Aim –
Look through the entries below and report how many lines hold the string "samples". Only the number is wanted.

━━ Material

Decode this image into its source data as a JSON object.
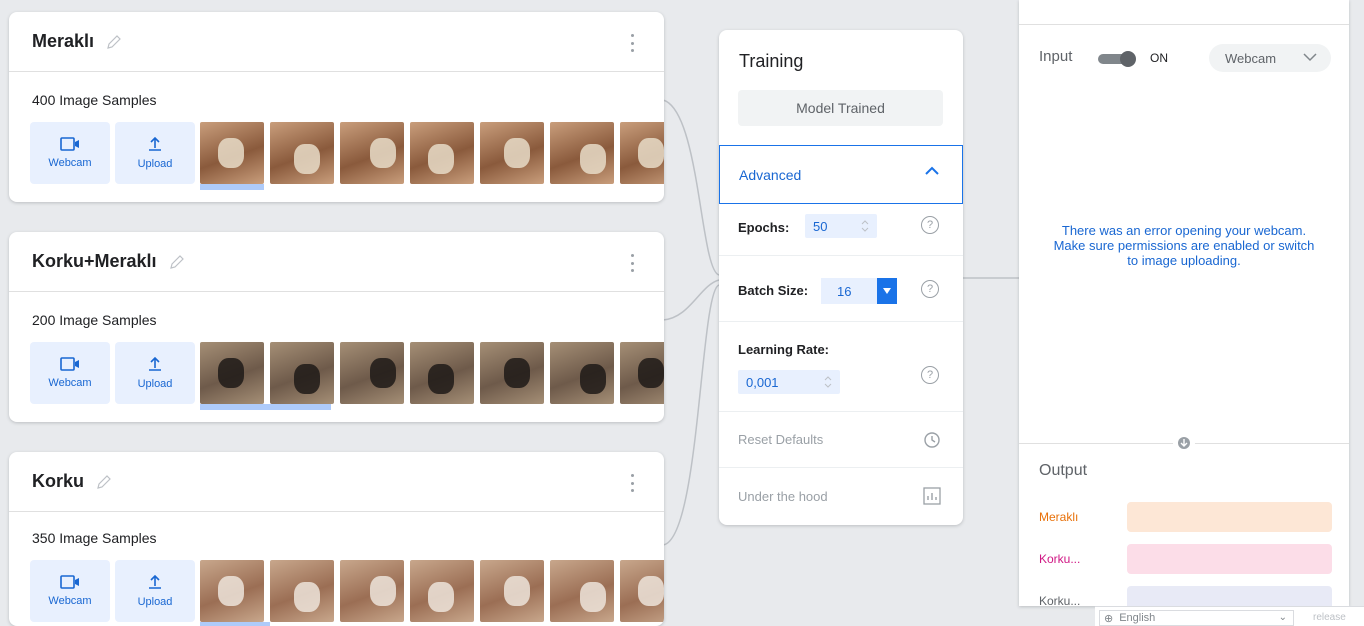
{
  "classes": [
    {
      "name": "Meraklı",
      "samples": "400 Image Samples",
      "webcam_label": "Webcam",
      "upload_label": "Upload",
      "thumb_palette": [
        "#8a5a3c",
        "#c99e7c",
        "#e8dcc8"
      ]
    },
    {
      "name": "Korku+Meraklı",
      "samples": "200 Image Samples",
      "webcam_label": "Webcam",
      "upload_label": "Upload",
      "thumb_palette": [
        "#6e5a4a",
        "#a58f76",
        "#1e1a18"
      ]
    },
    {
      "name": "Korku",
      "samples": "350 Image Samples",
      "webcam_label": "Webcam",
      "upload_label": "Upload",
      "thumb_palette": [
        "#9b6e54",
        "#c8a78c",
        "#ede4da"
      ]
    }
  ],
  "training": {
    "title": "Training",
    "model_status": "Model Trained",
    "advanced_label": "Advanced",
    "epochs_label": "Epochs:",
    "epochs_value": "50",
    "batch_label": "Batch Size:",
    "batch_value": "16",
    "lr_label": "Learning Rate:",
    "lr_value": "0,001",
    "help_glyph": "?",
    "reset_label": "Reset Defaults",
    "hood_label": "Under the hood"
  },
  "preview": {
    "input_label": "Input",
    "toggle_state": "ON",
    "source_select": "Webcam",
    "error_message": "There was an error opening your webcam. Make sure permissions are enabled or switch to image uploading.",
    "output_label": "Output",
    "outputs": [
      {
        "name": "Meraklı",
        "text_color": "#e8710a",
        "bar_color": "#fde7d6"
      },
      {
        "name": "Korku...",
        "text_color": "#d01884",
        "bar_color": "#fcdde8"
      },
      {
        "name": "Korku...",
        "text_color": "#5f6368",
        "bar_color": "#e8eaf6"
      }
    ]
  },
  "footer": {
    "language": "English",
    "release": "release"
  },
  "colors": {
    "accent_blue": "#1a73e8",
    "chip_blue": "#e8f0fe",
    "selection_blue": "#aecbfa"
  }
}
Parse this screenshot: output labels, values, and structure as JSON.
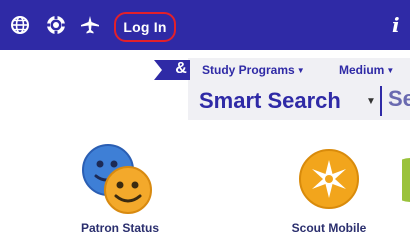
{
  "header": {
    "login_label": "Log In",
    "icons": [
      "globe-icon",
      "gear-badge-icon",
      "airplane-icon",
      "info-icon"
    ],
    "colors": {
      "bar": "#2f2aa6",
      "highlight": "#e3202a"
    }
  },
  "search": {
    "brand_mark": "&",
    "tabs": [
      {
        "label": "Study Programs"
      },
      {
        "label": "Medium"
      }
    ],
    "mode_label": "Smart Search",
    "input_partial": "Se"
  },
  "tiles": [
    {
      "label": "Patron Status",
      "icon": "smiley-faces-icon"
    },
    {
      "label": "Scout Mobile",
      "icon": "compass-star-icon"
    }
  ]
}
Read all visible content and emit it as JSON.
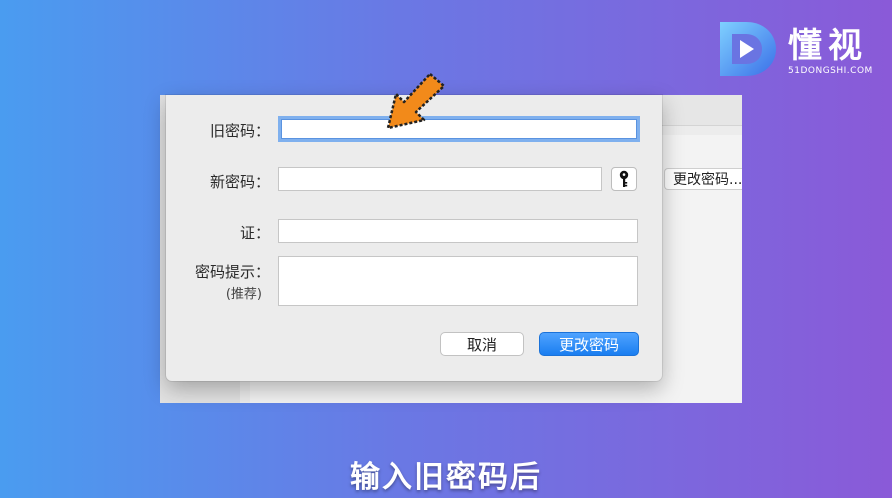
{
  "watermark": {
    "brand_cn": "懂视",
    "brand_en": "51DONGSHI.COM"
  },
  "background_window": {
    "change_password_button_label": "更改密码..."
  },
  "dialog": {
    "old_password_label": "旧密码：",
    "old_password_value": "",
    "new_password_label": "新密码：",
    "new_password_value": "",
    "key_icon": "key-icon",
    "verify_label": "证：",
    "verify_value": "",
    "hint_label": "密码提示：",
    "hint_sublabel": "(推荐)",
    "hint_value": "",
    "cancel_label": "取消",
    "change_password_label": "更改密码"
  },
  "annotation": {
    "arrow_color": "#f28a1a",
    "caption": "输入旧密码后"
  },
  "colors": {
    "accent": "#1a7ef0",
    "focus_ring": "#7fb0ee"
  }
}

━━━━

Answer for this exercise –
3